▸ **Set exercise**
Gather all lines from the material that contain "moins".
───── Dataset extract ─────
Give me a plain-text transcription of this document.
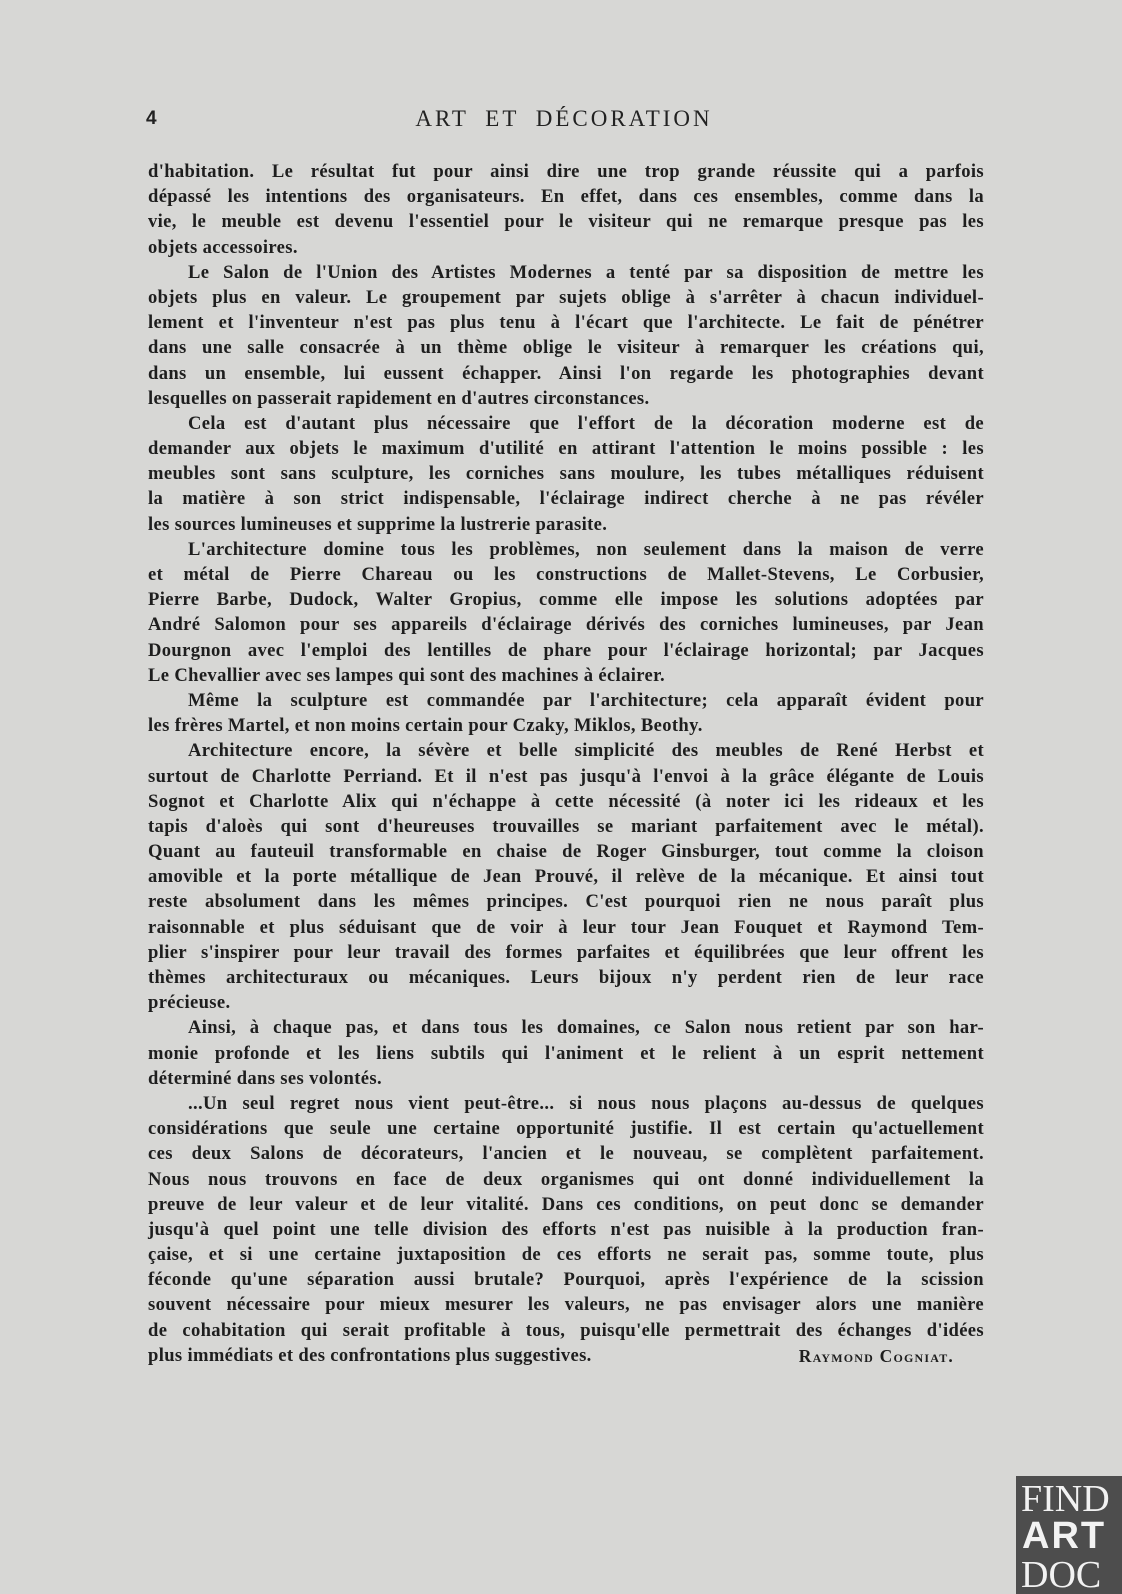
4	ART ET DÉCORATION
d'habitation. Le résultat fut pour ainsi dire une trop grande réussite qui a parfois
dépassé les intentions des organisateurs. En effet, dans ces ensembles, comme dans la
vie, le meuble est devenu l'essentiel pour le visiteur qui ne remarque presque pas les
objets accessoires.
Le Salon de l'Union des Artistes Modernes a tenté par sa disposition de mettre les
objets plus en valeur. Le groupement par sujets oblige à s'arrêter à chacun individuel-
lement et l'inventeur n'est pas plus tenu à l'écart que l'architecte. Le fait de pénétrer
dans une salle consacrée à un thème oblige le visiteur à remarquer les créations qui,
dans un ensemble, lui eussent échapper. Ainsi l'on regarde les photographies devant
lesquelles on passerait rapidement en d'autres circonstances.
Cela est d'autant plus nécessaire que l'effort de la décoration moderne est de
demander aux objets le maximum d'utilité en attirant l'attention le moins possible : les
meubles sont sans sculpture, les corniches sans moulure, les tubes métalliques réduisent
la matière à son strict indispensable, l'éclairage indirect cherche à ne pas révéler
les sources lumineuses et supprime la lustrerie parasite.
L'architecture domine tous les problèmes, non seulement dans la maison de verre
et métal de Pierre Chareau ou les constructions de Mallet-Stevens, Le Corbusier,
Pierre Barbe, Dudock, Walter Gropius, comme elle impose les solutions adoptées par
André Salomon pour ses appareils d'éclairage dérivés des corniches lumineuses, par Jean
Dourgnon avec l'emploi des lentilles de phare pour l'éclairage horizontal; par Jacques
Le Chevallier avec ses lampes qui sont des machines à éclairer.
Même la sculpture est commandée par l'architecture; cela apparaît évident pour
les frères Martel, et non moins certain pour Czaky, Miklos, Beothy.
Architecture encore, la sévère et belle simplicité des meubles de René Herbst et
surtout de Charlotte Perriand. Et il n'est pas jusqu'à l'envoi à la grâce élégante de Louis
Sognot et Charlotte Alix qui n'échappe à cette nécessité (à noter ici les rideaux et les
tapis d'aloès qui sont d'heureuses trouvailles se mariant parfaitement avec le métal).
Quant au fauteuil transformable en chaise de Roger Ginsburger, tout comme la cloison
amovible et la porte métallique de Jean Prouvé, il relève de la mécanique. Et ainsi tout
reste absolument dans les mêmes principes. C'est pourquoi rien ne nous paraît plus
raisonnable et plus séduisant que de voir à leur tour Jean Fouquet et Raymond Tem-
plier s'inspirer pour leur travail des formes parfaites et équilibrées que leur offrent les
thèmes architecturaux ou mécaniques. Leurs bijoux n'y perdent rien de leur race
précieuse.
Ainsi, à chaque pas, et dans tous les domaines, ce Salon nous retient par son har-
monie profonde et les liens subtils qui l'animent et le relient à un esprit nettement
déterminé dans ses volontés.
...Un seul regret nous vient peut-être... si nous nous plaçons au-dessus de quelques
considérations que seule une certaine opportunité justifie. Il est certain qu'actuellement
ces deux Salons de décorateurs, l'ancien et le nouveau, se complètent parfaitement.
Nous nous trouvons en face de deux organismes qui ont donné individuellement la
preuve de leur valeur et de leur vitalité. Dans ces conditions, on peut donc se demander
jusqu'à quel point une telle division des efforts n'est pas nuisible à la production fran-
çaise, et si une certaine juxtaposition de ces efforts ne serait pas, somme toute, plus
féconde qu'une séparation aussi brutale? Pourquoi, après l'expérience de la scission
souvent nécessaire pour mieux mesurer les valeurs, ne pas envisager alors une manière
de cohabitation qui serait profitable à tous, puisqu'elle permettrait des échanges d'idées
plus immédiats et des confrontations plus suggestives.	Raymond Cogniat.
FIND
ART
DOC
─────
───── Dataset extract ─────
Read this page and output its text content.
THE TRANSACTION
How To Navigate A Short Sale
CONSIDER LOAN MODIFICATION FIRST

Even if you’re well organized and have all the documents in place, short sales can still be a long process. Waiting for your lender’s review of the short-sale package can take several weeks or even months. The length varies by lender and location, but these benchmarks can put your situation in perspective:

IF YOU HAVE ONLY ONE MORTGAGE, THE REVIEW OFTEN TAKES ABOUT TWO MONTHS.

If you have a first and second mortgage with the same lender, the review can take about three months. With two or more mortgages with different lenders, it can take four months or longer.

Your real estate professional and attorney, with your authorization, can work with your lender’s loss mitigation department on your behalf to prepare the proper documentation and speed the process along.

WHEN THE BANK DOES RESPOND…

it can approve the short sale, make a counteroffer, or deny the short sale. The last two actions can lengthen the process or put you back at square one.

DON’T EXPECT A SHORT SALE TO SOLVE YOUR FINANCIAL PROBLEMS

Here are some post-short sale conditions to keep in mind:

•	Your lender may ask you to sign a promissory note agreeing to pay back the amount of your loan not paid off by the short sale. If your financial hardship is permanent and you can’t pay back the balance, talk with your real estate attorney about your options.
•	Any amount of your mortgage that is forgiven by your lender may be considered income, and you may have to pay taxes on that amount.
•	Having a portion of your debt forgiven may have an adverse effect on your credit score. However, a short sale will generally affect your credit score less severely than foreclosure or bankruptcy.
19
─────
▸ **Solution for this problem**
demander aux objets le maximum d'utilité en attirant l'attention le moins possible : les
les frères Martel, et non moins certain pour Czaky, Miklos, Beothy.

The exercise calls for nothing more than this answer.